— START Given records —

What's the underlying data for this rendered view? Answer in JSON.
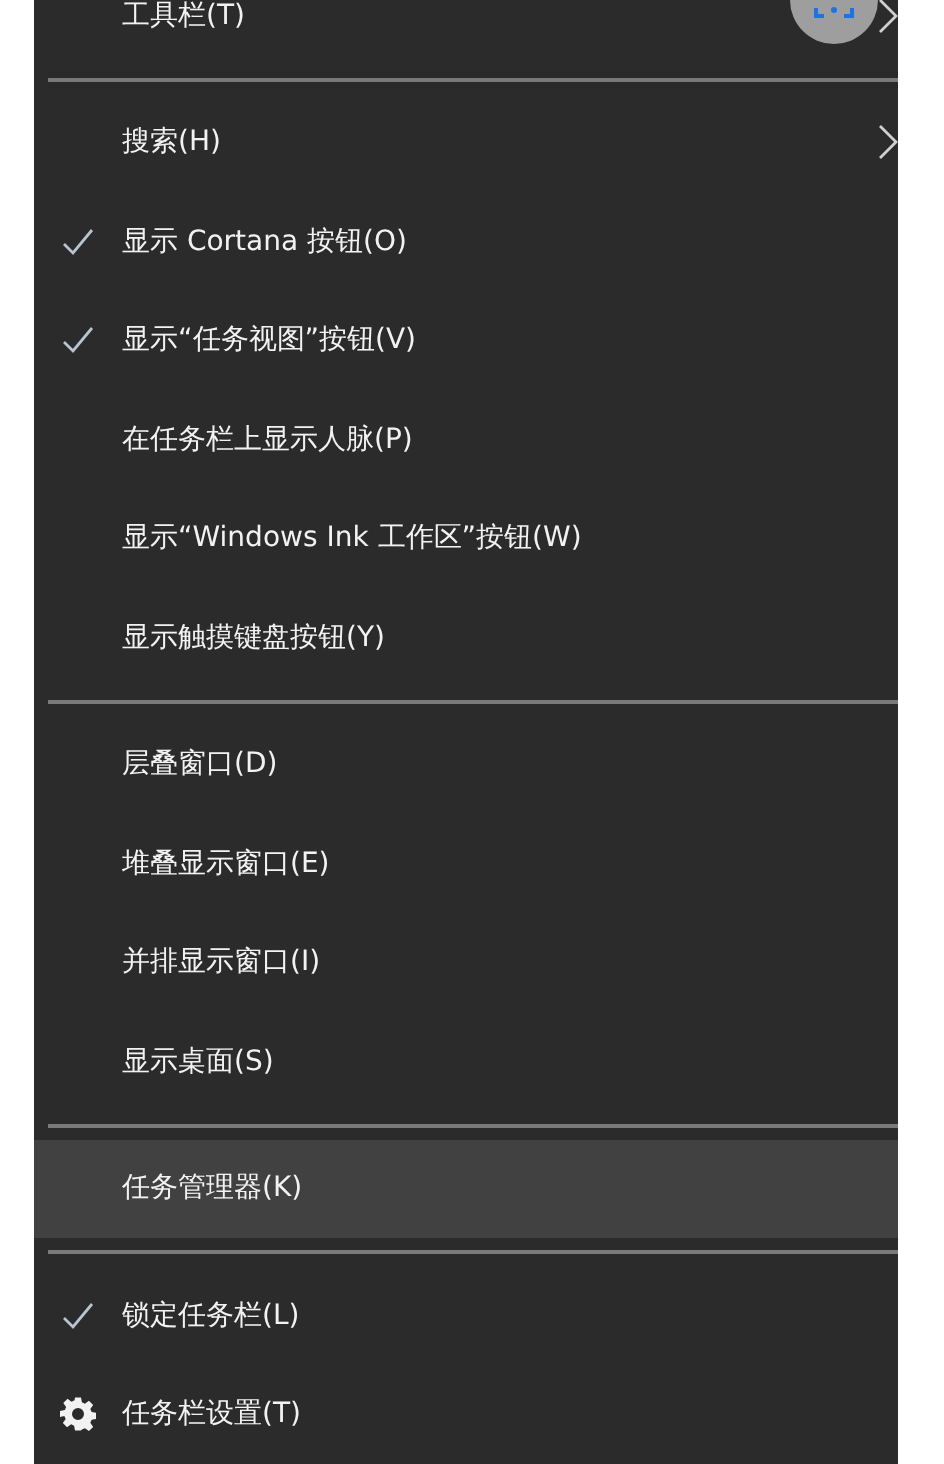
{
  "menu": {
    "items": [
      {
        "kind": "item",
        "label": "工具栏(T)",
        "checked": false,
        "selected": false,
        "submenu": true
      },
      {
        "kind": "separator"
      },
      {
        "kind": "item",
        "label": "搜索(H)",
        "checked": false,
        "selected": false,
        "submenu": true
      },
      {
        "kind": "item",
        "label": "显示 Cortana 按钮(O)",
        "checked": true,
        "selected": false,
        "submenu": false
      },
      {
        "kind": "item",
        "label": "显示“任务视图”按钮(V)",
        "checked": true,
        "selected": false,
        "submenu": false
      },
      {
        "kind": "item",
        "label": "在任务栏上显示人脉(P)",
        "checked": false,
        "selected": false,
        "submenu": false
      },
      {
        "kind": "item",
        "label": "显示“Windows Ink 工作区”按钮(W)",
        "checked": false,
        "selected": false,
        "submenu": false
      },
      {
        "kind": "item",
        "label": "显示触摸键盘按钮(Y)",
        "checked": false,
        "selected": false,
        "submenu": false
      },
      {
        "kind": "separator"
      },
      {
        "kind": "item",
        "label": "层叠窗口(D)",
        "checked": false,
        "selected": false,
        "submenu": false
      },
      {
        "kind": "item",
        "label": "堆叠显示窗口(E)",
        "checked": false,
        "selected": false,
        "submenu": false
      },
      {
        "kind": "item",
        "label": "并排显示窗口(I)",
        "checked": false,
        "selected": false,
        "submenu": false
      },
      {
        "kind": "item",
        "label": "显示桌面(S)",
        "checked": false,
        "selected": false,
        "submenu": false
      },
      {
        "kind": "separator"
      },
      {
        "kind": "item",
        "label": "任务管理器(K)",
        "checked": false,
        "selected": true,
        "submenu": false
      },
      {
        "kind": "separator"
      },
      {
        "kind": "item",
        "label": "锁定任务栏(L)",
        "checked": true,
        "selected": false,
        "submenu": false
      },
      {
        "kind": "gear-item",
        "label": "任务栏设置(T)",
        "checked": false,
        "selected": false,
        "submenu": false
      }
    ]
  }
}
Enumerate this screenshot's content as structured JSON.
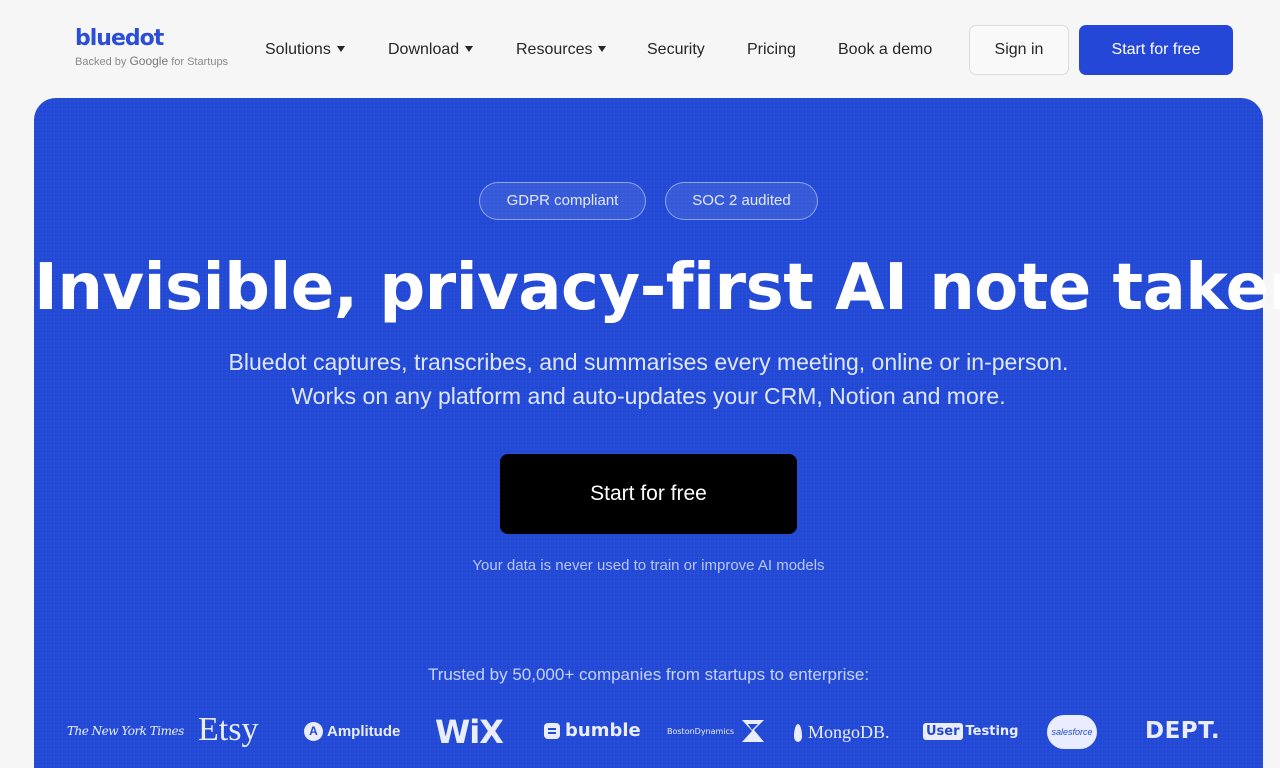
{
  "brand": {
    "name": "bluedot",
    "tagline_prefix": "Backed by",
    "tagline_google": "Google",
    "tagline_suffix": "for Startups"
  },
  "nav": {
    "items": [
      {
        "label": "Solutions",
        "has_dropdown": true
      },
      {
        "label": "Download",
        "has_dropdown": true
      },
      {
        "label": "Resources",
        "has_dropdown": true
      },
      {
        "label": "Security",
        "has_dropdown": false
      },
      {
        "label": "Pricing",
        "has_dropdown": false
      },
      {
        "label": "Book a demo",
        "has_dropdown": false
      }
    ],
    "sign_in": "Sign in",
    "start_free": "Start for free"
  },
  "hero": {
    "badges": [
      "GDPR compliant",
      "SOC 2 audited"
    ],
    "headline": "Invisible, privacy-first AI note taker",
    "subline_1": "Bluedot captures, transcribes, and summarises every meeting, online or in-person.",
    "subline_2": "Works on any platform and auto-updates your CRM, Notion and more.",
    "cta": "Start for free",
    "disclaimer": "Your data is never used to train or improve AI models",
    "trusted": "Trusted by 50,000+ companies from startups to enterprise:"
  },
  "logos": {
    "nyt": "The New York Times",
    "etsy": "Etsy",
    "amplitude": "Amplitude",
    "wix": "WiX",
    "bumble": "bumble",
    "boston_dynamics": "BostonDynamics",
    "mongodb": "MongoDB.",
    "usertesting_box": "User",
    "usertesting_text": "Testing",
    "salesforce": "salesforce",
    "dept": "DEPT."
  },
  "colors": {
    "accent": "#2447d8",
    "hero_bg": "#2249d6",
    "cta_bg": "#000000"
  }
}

— END Given records —

- Written exercise -
Pull out all lines from the entries above that include the word "JSON".

- Final result -
What's the underlying data for this rendered view? Answer in JSON.
Enumerate this screenshot's content as structured JSON.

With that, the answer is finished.